··· Data extract

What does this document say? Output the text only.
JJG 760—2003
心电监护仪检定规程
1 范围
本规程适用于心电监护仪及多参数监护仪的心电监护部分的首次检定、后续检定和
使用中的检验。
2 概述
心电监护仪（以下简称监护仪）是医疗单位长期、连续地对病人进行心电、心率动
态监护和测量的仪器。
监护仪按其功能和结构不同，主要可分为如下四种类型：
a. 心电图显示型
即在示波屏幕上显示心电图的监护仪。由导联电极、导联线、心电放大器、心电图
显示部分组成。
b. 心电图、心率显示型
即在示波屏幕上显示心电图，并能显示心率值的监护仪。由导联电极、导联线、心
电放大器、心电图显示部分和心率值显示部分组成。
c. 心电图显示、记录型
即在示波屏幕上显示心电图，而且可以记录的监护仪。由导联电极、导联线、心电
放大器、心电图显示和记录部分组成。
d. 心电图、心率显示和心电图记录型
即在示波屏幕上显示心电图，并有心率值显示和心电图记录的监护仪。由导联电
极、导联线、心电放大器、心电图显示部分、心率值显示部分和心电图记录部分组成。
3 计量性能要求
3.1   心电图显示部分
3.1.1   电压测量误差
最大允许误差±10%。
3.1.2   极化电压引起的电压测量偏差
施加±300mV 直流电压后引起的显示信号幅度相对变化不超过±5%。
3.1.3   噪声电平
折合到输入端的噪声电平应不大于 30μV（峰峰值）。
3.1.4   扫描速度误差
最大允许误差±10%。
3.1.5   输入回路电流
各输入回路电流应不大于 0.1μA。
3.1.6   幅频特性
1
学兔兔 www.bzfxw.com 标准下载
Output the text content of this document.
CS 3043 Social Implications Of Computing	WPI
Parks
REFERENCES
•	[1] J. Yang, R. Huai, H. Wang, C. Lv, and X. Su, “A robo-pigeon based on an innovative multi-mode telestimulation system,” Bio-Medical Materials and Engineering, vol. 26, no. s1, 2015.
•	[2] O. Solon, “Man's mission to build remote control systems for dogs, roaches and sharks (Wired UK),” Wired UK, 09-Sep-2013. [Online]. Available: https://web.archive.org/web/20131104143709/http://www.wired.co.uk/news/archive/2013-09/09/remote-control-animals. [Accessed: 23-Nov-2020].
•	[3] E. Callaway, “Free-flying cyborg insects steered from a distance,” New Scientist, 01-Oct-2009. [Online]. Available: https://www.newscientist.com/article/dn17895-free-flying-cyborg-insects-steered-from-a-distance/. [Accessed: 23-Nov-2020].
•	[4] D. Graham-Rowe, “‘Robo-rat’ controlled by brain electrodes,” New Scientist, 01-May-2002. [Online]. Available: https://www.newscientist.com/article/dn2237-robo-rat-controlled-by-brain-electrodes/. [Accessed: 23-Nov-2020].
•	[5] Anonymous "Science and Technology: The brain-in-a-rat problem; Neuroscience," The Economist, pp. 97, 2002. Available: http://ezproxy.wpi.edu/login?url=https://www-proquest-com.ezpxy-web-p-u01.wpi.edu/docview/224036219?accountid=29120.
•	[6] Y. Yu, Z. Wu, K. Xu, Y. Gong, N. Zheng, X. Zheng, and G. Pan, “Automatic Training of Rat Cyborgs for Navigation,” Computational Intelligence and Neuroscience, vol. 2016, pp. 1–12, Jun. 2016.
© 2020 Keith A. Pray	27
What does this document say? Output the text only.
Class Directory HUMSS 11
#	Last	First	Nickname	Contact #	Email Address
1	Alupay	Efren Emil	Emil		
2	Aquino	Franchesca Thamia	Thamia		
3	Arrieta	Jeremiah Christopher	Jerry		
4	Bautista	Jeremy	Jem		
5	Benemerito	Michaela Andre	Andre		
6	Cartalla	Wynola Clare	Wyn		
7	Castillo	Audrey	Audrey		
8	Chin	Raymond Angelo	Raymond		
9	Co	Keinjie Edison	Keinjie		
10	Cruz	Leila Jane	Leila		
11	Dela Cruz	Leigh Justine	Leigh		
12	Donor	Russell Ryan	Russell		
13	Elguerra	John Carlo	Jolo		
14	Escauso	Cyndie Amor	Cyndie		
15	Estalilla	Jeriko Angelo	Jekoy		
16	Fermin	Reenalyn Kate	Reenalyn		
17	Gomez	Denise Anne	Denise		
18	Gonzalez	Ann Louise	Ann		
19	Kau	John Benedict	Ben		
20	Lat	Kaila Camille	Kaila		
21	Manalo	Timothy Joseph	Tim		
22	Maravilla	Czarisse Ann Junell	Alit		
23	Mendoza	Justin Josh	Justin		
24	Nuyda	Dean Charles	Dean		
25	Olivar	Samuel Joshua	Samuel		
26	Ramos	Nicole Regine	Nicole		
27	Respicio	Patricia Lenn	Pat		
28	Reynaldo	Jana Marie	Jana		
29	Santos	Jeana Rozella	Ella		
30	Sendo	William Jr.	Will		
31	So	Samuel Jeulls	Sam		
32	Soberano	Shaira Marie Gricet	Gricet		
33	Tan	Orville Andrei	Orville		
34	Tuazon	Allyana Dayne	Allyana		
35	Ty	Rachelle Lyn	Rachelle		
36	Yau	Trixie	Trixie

······

What is expected:
Lines containing the string "Samuel" are to be selected and copied.

Solution to this task:
25	Olivar	Samuel Joshua	Samuel		
31	So	Samuel Jeulls	Sam		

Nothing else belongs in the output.